(Your objective): Faithfully return all lines, omitting every embedded picture.

(Stored items):
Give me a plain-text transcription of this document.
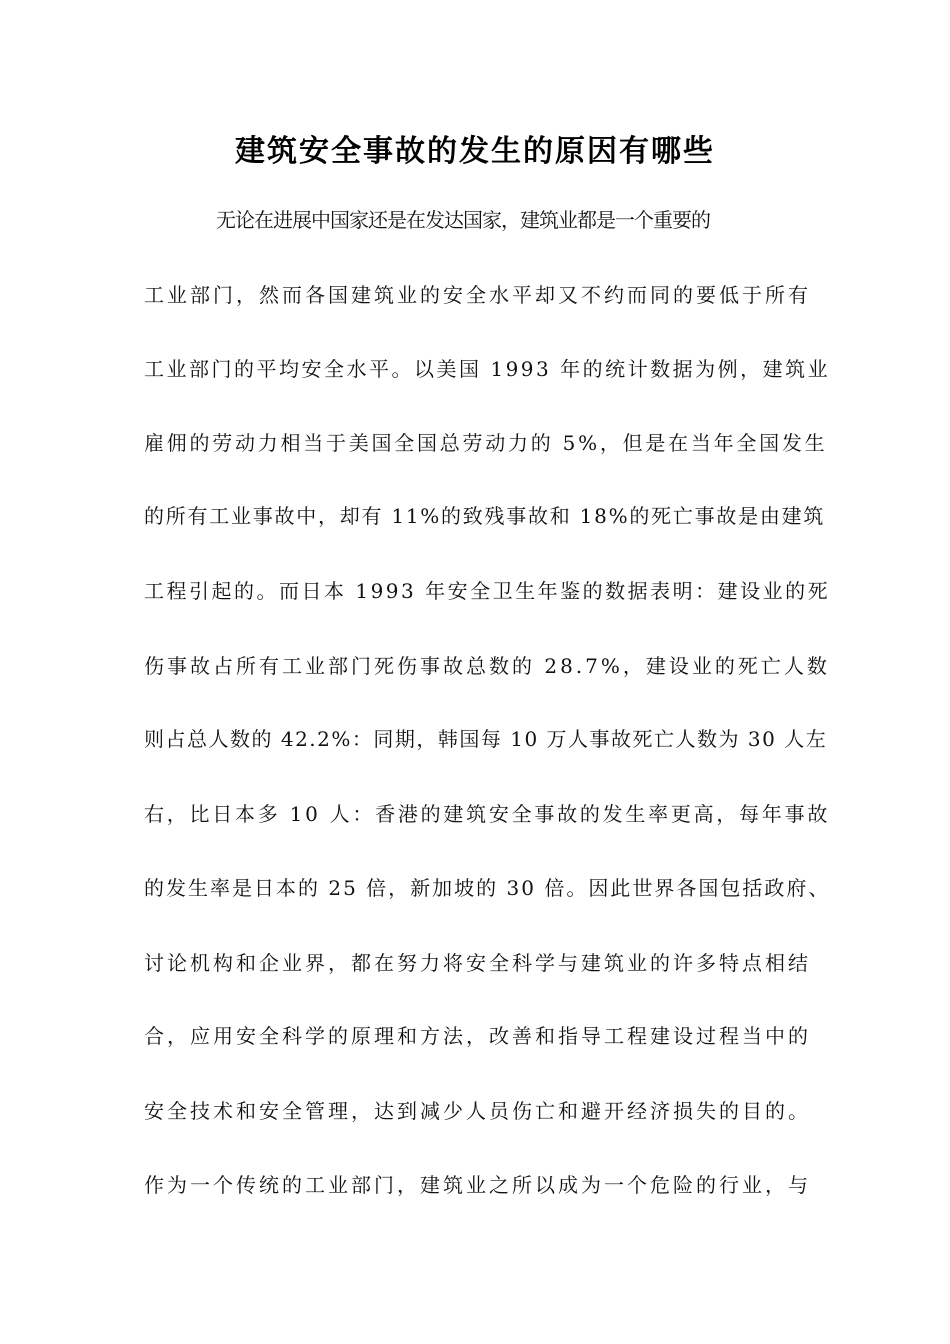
建筑安全事故的发生的原因有哪些
无论在进展中国家还是在发达国家，建筑业都是一个重要的
工业部门，然而各国建筑业的安全水平却又不约而同的要低于所有
工业部门的平均安全水平。以美国 1993 年的统计数据为例，建筑业
雇佣的劳动力相当于美国全国总劳动力的 5%，但是在当年全国发生
的所有工业事故中，却有 11%的致残事故和 18%的死亡事故是由建筑
工程引起的。而日本 1993 年安全卫生年鉴的数据表明：建设业的死
伤事故占所有工业部门死伤事故总数的 28.7%，建设业的死亡人数
则占总人数的 42.2%：同期，韩国每 10 万人事故死亡人数为 30 人左
右，比日本多 10 人：香港的建筑安全事故的发生率更高，每年事故
的发生率是日本的 25 倍，新加坡的 30 倍。因此世界各国包括政府、
讨论机构和企业界，都在努力将安全科学与建筑业的许多特点相结
合，应用安全科学的原理和方法，改善和指导工程建设过程当中的
安全技术和安全管理，达到减少人员伤亡和避开经济损失的目的。
作为一个传统的工业部门，建筑业之所以成为一个危险的行业，与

(The answer):
Give me a plain-text transcription of this document.
建筑安全事故的发生的原因有哪些
无论在进展中国家还是在发达国家，建筑业都是一个重要的
工业部门，然而各国建筑业的安全水平却又不约而同的要低于所有
工业部门的平均安全水平。以美国 1993 年的统计数据为例，建筑业
雇佣的劳动力相当于美国全国总劳动力的 5%，但是在当年全国发生
的所有工业事故中，却有 11%的致残事故和 18%的死亡事故是由建筑
工程引起的。而日本 1993 年安全卫生年鉴的数据表明：建设业的死
伤事故占所有工业部门死伤事故总数的 28.7%，建设业的死亡人数
则占总人数的 42.2%：同期，韩国每 10 万人事故死亡人数为 30 人左
右，比日本多 10 人：香港的建筑安全事故的发生率更高，每年事故
的发生率是日本的 25 倍，新加坡的 30 倍。因此世界各国包括政府、
讨论机构和企业界，都在努力将安全科学与建筑业的许多特点相结
合，应用安全科学的原理和方法，改善和指导工程建设过程当中的
安全技术和安全管理，达到减少人员伤亡和避开经济损失的目的。
作为一个传统的工业部门，建筑业之所以成为一个危险的行业，与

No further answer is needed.